↓↓↓

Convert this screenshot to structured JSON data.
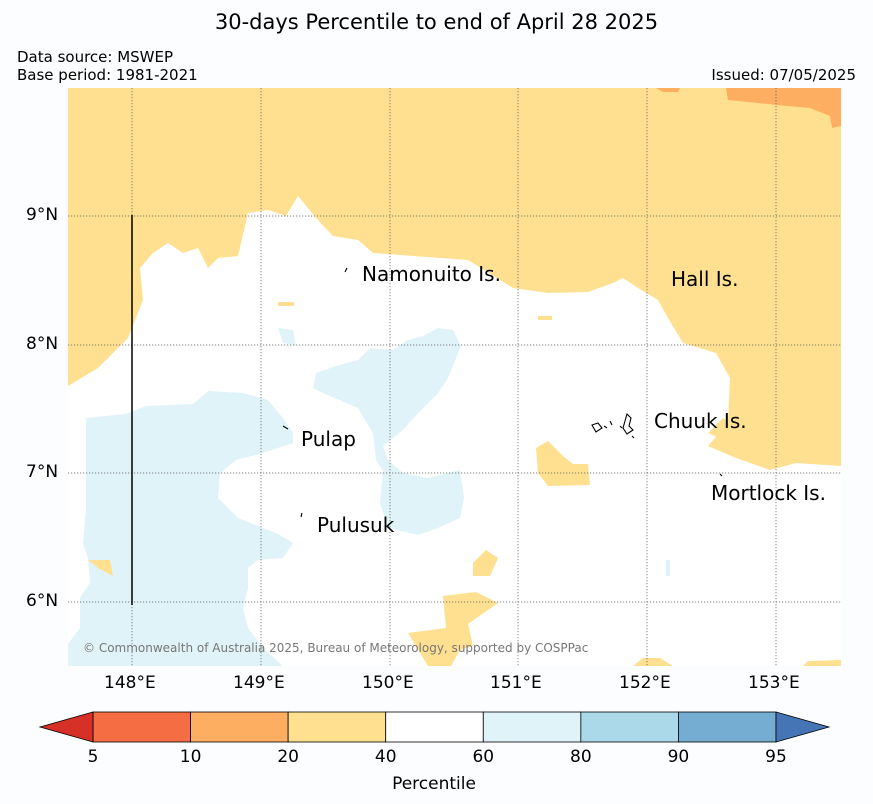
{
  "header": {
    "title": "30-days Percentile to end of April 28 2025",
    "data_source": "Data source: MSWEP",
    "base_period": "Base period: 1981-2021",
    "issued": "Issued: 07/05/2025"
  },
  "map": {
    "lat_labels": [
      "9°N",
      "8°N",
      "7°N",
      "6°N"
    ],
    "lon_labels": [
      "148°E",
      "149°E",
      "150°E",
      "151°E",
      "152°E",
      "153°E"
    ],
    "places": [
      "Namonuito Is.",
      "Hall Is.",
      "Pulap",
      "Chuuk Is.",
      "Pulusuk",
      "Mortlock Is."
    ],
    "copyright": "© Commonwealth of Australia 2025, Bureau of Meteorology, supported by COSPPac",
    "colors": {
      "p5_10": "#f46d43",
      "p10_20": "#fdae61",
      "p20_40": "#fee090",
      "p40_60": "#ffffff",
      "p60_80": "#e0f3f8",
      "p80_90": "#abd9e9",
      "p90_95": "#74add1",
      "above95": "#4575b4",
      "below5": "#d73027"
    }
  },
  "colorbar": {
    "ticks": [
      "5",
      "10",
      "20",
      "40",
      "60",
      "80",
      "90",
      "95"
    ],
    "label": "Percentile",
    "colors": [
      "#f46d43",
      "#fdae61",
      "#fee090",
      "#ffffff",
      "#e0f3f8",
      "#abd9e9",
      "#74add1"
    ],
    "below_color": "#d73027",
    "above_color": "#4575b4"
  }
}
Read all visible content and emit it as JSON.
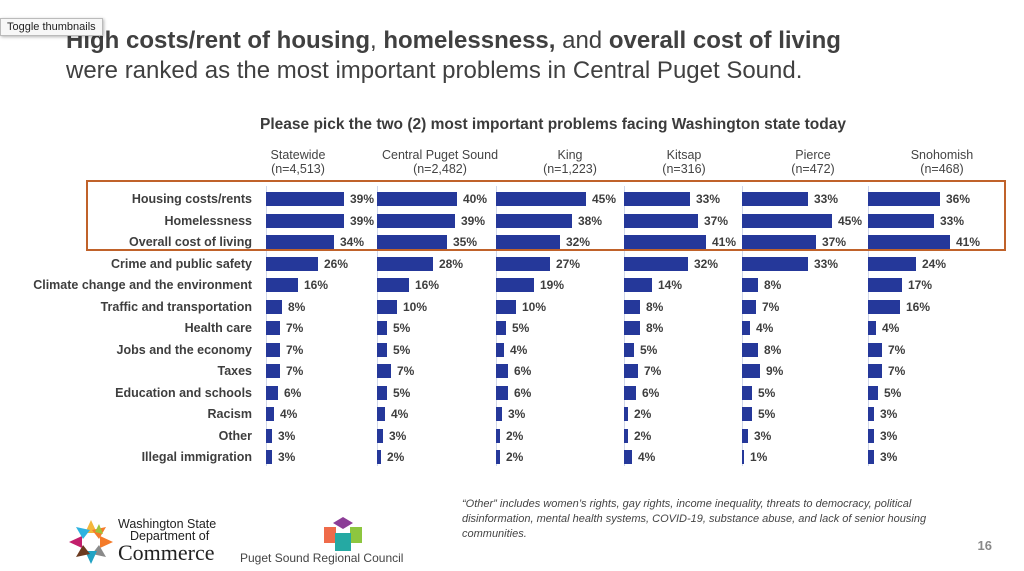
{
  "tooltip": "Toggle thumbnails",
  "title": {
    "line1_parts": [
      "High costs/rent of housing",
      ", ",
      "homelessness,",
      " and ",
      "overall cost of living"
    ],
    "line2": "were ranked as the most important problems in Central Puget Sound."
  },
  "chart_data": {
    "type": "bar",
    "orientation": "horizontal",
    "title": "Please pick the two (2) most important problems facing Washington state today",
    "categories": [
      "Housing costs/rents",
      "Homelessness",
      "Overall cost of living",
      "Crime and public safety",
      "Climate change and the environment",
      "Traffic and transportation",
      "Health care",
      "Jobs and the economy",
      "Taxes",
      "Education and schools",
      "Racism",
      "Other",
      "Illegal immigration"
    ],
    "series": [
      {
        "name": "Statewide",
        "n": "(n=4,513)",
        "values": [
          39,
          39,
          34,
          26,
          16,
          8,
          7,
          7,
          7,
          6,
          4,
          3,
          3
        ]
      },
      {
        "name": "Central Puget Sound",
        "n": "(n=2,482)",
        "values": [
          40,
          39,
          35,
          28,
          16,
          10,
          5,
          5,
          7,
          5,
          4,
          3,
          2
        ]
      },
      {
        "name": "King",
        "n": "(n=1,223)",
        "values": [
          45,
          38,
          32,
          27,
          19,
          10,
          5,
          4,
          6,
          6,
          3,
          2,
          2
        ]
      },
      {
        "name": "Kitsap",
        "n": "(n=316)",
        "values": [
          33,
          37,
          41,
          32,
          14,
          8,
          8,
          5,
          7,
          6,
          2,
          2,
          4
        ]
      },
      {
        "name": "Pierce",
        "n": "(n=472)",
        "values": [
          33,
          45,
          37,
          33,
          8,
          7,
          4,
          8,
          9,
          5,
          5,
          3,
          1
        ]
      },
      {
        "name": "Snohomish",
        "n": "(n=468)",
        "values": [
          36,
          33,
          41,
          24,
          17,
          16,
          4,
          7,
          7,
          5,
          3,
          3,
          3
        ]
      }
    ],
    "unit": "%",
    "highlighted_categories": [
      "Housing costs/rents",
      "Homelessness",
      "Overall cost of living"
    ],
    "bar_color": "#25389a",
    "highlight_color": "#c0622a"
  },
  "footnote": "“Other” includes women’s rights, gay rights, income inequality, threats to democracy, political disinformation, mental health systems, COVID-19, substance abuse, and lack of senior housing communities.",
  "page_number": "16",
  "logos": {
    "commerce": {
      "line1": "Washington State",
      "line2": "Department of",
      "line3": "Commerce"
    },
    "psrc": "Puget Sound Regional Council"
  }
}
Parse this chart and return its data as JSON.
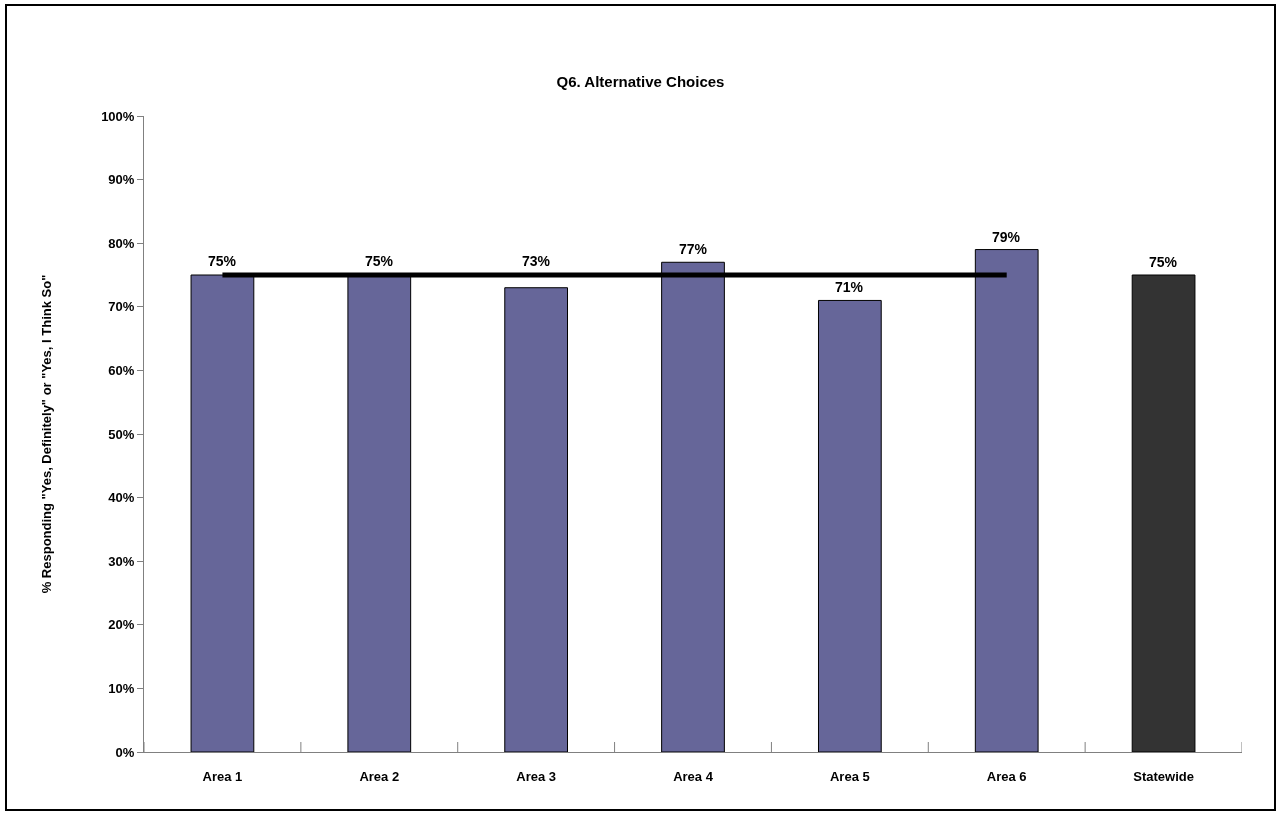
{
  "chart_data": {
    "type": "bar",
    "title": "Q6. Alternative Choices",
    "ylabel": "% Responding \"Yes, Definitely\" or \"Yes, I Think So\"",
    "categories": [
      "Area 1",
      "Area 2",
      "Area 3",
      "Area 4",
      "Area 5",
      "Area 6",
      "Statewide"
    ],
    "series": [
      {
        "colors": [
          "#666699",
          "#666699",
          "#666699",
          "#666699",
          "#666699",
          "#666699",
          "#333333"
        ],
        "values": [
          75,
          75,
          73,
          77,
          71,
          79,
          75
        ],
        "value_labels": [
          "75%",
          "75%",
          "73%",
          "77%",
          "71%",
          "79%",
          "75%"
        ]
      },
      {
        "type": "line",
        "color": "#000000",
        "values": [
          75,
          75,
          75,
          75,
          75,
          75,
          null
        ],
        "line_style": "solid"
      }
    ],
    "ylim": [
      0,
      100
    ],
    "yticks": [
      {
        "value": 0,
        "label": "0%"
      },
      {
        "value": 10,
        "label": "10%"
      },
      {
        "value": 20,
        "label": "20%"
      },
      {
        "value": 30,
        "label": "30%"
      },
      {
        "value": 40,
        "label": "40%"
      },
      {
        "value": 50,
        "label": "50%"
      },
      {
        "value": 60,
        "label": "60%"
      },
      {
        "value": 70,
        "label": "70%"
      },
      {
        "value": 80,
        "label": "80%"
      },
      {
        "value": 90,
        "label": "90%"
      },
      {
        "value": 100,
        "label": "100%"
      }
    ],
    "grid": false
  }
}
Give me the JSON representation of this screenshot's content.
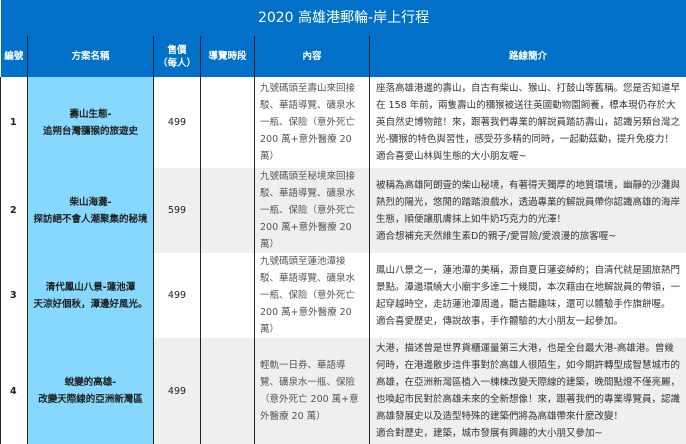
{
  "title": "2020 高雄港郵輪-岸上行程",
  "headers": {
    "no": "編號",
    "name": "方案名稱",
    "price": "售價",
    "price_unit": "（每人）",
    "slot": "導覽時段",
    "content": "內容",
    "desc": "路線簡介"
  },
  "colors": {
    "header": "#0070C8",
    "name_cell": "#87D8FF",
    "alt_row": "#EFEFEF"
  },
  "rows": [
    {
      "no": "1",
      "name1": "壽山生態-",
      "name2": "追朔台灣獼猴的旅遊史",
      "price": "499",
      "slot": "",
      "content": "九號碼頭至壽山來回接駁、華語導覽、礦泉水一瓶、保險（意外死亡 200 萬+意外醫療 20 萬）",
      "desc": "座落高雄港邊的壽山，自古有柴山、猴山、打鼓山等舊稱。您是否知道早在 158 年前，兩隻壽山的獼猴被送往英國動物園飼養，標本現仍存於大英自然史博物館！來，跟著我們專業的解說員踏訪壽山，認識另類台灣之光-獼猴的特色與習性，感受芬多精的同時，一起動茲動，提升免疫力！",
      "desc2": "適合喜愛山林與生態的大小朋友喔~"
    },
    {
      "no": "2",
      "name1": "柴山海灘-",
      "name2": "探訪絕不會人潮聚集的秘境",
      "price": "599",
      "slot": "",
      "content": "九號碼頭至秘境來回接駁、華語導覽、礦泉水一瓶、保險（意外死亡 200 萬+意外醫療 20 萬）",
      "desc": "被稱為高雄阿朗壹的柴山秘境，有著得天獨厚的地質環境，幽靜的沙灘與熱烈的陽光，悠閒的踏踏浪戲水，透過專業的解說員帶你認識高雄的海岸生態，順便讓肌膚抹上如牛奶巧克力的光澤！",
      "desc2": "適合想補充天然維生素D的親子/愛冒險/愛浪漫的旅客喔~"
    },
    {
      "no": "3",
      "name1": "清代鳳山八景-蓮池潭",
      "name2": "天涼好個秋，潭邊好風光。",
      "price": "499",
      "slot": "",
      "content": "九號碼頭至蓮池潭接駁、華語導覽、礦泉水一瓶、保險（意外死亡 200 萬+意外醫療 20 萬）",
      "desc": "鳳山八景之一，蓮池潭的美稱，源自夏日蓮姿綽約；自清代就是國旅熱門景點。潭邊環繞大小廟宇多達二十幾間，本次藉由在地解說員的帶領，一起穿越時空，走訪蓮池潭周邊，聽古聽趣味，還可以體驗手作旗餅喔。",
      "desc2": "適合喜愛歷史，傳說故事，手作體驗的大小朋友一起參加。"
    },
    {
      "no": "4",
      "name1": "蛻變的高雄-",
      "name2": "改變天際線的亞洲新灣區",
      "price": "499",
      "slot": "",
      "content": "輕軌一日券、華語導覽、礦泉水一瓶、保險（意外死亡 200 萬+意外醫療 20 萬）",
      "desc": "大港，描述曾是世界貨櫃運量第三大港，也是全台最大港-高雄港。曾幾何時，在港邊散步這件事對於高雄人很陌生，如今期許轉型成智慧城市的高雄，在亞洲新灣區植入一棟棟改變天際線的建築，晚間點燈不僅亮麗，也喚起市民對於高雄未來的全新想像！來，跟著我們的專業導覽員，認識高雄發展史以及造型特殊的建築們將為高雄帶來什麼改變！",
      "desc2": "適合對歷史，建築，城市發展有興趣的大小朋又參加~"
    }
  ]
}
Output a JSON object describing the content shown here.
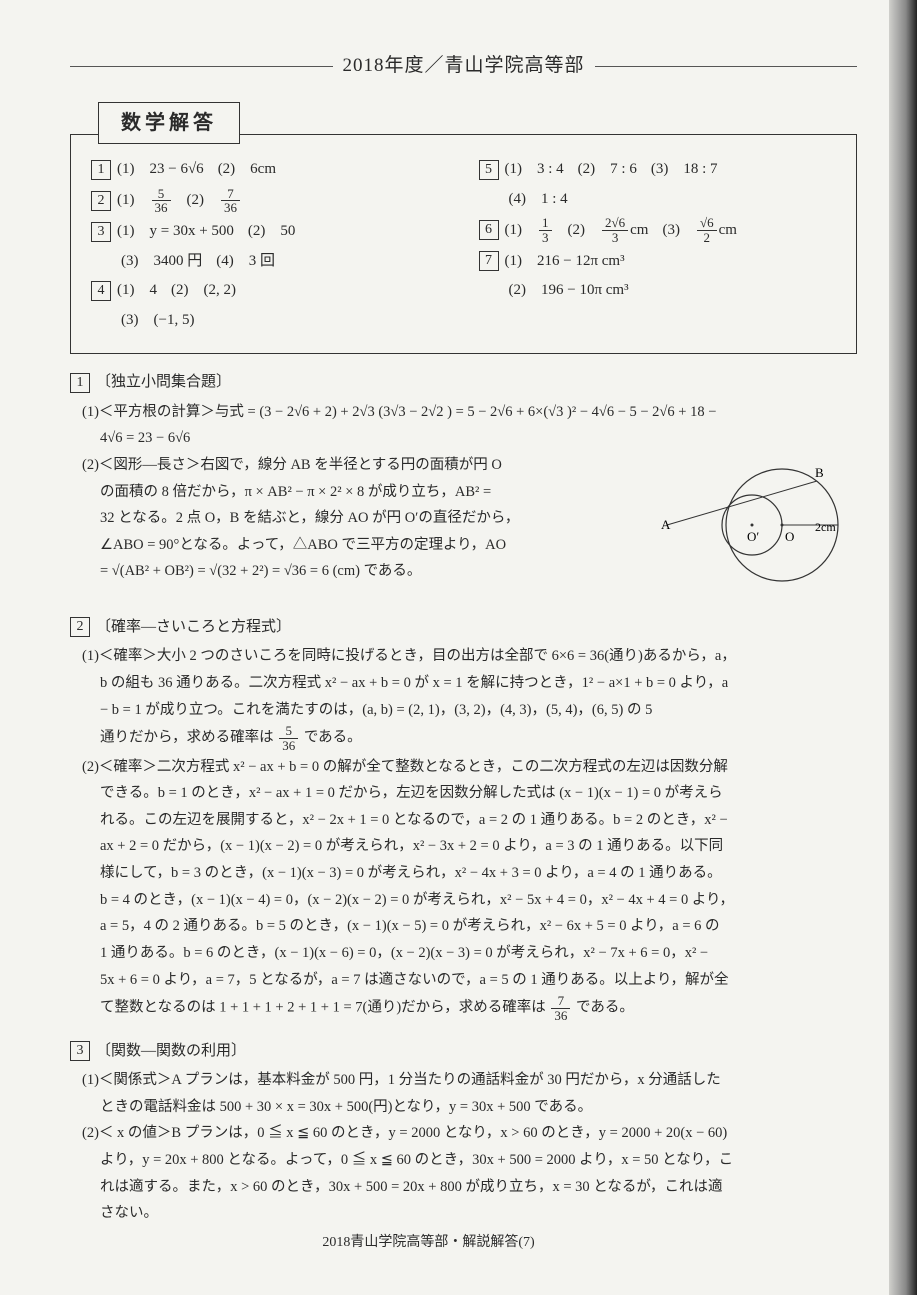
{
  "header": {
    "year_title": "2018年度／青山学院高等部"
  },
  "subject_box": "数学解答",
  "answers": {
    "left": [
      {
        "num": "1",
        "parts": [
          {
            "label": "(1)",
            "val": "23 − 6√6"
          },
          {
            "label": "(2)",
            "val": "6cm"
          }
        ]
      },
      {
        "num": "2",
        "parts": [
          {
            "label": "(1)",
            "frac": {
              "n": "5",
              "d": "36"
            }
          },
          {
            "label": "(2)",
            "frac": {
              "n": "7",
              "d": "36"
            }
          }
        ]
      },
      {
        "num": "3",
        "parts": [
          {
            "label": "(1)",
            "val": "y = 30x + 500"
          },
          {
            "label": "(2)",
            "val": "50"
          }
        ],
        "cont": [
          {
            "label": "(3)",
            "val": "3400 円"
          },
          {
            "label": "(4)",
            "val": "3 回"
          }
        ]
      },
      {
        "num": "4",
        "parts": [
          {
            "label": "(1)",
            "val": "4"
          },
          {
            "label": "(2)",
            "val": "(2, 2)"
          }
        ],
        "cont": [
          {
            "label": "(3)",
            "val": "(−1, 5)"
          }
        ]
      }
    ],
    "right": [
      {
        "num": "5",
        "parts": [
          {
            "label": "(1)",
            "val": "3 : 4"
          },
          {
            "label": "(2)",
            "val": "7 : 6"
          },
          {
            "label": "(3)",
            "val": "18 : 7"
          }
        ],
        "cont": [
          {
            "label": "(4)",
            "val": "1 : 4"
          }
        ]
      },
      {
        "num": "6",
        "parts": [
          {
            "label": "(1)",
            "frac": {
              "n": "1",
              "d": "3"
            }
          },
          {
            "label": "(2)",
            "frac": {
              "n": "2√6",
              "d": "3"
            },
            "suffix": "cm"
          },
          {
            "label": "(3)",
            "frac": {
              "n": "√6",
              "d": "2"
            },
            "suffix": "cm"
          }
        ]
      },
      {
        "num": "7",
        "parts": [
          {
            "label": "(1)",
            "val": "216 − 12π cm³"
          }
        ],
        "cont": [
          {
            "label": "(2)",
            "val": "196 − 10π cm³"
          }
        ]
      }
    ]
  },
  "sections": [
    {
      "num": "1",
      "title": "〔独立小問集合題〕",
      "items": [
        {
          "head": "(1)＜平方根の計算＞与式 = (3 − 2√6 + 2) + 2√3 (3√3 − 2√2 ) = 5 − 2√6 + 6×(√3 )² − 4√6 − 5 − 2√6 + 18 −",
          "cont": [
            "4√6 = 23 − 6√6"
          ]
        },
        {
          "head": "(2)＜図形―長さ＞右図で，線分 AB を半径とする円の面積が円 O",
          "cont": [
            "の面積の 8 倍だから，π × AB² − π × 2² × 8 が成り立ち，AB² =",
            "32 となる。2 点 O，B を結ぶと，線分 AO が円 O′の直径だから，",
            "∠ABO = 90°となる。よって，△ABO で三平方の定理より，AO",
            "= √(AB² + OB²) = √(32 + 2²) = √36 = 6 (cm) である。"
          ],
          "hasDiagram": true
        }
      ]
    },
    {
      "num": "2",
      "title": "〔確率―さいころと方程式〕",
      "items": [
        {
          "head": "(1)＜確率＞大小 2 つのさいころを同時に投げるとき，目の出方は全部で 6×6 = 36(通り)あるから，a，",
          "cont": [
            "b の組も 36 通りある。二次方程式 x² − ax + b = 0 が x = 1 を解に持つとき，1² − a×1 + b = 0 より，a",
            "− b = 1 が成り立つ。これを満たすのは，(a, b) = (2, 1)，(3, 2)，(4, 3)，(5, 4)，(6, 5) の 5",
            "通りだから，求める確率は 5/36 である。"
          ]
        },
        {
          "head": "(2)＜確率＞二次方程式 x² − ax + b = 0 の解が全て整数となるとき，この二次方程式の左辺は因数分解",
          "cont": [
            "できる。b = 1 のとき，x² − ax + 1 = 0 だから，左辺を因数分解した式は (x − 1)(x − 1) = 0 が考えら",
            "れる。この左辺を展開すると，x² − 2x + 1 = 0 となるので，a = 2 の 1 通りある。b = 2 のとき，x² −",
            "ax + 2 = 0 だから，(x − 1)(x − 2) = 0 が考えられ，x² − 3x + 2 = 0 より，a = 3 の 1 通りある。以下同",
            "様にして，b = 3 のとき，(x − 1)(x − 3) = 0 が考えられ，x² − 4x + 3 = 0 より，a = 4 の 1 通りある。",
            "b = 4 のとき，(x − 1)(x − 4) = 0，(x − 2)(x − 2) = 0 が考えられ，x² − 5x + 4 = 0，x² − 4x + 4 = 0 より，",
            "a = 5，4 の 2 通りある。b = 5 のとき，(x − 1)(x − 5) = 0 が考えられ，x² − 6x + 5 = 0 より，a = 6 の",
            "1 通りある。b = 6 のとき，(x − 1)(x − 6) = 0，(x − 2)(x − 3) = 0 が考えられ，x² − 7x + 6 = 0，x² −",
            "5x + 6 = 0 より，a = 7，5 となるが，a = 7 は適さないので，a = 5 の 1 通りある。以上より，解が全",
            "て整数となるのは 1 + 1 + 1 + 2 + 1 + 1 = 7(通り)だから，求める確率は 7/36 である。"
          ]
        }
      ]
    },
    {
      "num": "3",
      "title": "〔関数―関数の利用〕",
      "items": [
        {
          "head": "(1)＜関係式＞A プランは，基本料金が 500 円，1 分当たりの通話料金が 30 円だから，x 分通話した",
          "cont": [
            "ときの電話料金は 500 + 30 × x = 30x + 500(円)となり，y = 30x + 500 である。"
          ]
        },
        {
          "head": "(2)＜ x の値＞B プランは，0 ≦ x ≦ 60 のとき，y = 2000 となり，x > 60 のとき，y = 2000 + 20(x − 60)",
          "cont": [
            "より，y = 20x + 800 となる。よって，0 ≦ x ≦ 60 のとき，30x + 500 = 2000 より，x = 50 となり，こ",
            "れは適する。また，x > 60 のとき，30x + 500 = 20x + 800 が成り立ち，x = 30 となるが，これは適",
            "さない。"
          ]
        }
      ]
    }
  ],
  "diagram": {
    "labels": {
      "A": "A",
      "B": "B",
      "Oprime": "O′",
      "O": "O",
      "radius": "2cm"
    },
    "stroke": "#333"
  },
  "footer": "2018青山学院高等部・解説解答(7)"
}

↑↑↑

Filter the entries down to the lines with the word "プランは" in them.

          "head": "(1)＜関係式＞A プランは，基本料金が 500 円，1 分当たりの通話料金が 30 円だから，x 分通話した",
          "head": "(2)＜ x の値＞B プランは，0 ≦ x ≦ 60 のとき，y = 2000 となり，x > 60 のとき，y = 2000 + 20(x − 60)",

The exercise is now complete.